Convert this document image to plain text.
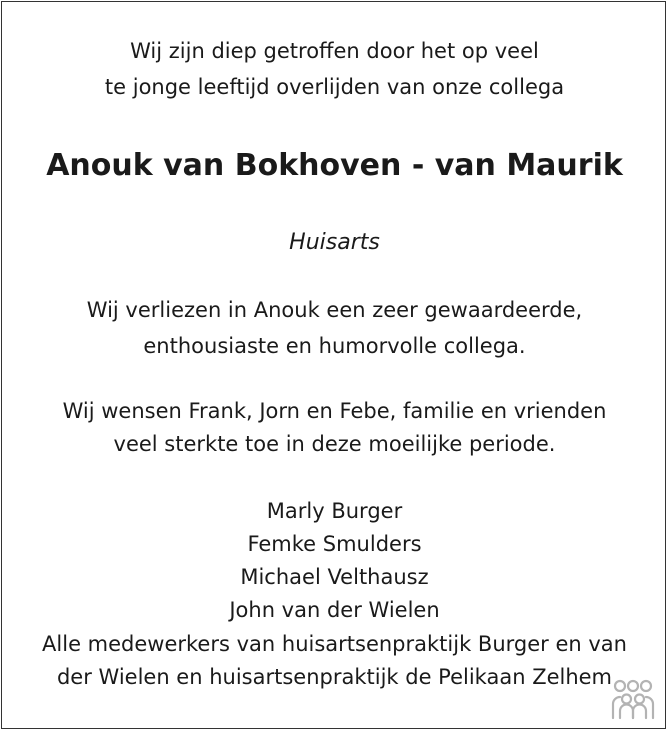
Wij zijn diep getroffen door het op veel
te jonge leeftijd overlijden van onze collega
Anouk van Bokhoven - van Maurik
Huisarts
Wij verliezen in Anouk een zeer gewaardeerde,
enthousiaste en humorvolle collega.
Wij wensen Frank, Jorn en Febe, familie en vrienden
veel sterkte toe in deze moeilijke periode.
Marly Burger
Femke Smulders
Michael Velthausz
John van der Wielen
Alle medewerkers van huisartsenpraktijk Burger en van
der Wielen en huisartsenpraktijk de Pelikaan Zelhem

++++

Which lines hold the string "Wielen"? Copy all of them from the data above.

John van der Wielen
der Wielen en huisartsenpraktijk de Pelikaan Zelhem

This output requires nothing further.